[WHAT THE TASK REQUIRES]
Set the data down again, exactly as it reads, but without the pictures.

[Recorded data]
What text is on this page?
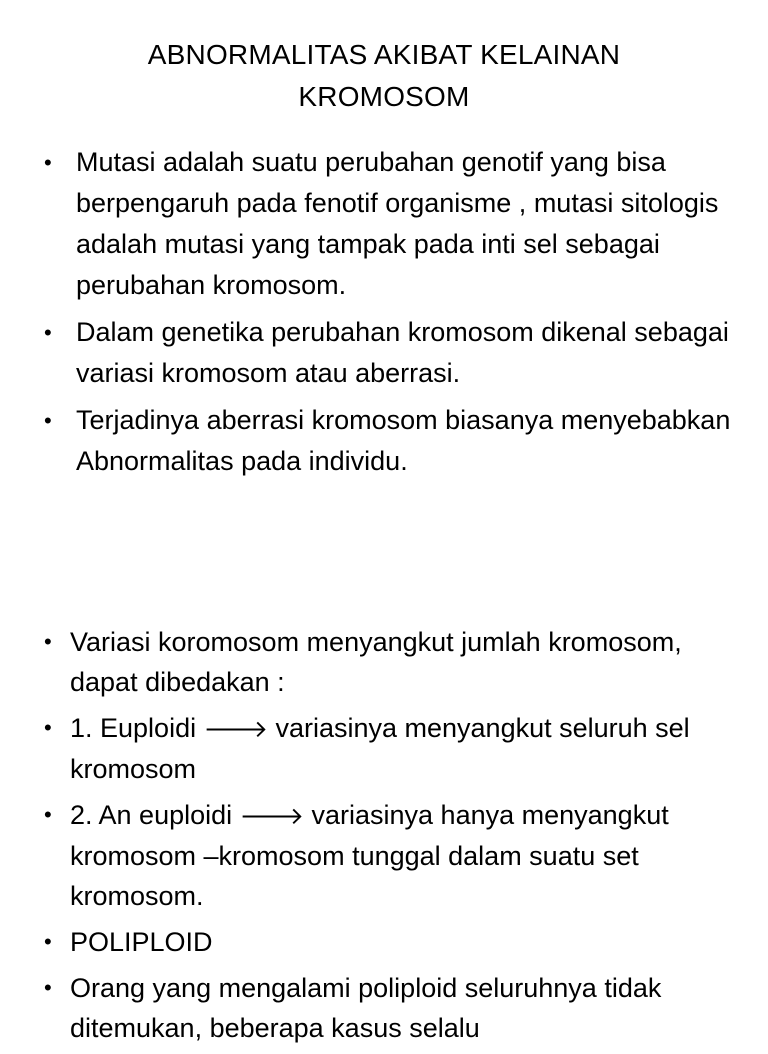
ABNORMALITAS AKIBAT KELAINAN
KROMOSOM
• Mutasi adalah suatu perubahan genotif yang bisa berpengaruh pada fenotif organisme , mutasi sitologis adalah mutasi yang tampak pada inti sel sebagai perubahan kromosom.
• Dalam genetika perubahan kromosom dikenal sebagai variasi kromosom atau aberrasi.
• Terjadinya aberrasi kromosom biasanya menyebabkan Abnormalitas pada individu.
• Variasi koromosom menyangkut jumlah kromosom, dapat dibedakan :
• 1. Euploidi 🡒 variasinya menyangkut seluruh sel kromosom
• 2. An euploidi 🡒 variasinya hanya menyangkut kromosom –kromosom tunggal dalam suatu set kromosom.
• POLIPLOID
• Orang yang mengalami poliploid seluruhnya tidak ditemukan, beberapa kasus selalu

[TASK RESULT]
What text is on this page?
ABNORMALITAS AKIBAT KELAINAN
KROMOSOM
• Mutasi adalah suatu perubahan genotif yang bisa berpengaruh pada fenotif organisme , mutasi sitologis adalah mutasi yang tampak pada inti sel sebagai perubahan kromosom.
• Dalam genetika perubahan kromosom dikenal sebagai variasi kromosom atau aberrasi.
• Terjadinya aberrasi kromosom biasanya menyebabkan Abnormalitas pada individu.
• Variasi koromosom menyangkut jumlah kromosom, dapat dibedakan :
• 1. Euploidi 🡒 variasinya menyangkut seluruh sel kromosom
• 2. An euploidi 🡒 variasinya hanya menyangkut kromosom –kromosom tunggal dalam suatu set kromosom.
• POLIPLOID
• Orang yang mengalami poliploid seluruhnya tidak ditemukan, beberapa kasus selalu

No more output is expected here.